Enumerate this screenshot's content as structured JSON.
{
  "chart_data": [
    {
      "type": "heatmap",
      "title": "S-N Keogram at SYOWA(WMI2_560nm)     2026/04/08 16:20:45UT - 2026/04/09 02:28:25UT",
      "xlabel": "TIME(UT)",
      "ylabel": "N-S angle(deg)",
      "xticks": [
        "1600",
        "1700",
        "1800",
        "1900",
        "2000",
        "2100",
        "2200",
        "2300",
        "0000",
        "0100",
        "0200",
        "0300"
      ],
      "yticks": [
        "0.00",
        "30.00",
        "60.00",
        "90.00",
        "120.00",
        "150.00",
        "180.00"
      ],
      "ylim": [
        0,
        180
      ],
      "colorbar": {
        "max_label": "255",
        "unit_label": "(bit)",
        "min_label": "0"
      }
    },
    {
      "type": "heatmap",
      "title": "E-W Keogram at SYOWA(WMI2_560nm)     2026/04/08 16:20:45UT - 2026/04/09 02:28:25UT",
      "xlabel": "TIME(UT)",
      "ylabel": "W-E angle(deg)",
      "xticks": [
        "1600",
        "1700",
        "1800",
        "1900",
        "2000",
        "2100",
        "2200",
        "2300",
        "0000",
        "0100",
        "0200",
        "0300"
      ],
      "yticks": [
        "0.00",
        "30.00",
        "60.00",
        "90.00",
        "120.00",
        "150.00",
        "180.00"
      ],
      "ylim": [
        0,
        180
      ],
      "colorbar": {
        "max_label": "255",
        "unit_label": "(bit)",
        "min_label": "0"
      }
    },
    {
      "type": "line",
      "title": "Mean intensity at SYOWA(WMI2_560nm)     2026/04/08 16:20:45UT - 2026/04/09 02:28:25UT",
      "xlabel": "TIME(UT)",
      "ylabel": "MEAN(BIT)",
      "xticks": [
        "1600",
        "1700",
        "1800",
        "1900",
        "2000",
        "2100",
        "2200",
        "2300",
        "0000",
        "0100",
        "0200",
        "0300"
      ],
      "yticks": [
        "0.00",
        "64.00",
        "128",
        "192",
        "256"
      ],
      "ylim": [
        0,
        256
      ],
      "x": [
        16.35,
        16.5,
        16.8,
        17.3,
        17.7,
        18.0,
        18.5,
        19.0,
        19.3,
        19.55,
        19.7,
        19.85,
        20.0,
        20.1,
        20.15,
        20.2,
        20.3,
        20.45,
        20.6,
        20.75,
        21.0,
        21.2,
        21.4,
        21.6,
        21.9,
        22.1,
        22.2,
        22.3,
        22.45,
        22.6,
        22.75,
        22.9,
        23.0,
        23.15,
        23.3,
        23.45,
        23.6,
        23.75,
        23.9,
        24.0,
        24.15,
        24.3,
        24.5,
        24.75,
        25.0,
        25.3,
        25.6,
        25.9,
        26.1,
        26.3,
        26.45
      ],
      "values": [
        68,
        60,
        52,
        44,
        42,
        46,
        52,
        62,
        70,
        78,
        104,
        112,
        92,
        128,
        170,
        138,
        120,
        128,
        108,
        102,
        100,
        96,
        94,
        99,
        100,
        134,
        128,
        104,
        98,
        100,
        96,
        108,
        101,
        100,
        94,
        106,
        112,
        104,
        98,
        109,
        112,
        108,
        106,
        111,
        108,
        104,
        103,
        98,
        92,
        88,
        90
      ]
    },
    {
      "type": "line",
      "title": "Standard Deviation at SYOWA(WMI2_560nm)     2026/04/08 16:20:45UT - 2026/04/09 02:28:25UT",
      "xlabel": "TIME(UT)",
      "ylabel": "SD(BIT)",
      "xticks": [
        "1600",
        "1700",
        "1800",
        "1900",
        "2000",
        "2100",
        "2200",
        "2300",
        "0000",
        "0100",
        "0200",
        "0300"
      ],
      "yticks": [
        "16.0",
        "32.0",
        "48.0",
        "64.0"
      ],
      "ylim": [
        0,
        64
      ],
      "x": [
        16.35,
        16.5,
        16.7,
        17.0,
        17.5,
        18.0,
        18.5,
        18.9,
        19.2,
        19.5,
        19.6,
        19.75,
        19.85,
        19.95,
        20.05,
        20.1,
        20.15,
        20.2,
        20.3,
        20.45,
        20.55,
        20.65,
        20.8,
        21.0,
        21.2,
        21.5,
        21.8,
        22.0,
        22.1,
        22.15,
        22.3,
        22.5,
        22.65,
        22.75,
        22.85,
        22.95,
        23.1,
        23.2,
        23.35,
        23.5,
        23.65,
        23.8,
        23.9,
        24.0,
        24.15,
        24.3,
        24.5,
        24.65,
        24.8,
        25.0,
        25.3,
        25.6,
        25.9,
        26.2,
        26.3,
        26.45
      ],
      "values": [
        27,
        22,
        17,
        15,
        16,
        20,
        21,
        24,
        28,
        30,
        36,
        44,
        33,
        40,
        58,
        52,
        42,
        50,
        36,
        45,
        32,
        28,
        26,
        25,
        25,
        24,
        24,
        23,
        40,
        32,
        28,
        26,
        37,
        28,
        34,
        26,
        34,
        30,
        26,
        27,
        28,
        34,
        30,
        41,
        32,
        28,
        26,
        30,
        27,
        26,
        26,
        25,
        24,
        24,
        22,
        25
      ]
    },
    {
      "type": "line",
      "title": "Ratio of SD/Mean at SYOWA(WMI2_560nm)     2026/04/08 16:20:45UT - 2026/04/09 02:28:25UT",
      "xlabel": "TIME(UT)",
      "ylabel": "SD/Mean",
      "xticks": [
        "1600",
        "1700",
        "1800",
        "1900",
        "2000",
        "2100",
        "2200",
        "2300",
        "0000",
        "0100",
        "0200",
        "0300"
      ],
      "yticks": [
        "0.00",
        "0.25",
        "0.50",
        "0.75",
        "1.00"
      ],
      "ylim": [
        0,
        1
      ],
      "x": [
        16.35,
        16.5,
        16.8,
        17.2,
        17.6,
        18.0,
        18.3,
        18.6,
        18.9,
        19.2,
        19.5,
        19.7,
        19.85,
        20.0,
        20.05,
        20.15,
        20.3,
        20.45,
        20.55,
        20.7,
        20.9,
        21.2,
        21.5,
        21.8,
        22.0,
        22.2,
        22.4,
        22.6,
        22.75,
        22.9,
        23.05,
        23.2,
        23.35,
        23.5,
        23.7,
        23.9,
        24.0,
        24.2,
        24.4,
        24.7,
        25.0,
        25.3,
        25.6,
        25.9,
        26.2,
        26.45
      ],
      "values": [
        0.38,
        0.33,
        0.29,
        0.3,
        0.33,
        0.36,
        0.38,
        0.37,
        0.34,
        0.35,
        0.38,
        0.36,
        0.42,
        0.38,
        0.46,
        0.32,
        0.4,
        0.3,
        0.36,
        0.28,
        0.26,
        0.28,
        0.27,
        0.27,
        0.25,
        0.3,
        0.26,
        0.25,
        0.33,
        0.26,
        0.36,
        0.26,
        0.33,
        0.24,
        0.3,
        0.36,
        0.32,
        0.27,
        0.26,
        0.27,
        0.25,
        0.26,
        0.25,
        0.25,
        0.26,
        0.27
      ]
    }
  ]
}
====================
# Objective:
Where a line above contains the string "SYOWA", copy that line.

# Solution to the exercise:
      "title": "S-N Keogram at SYOWA(WMI2_560nm)     2026/04/08 16:20:45UT - 2026/04/09 02:28:25UT",
      "title": "E-W Keogram at SYOWA(WMI2_560nm)     2026/04/08 16:20:45UT - 2026/04/09 02:28:25UT",
      "title": "Mean intensity at SYOWA(WMI2_560nm)     2026/04/08 16:20:45UT - 2026/04/09 02:28:25UT",
      "title": "Standard Deviation at SYOWA(WMI2_560nm)     2026/04/08 16:20:45UT - 2026/04/09 02:28:25UT",
      "title": "Ratio of SD/Mean at SYOWA(WMI2_560nm)     2026/04/08 16:20:45UT - 2026/04/09 02:28:25UT",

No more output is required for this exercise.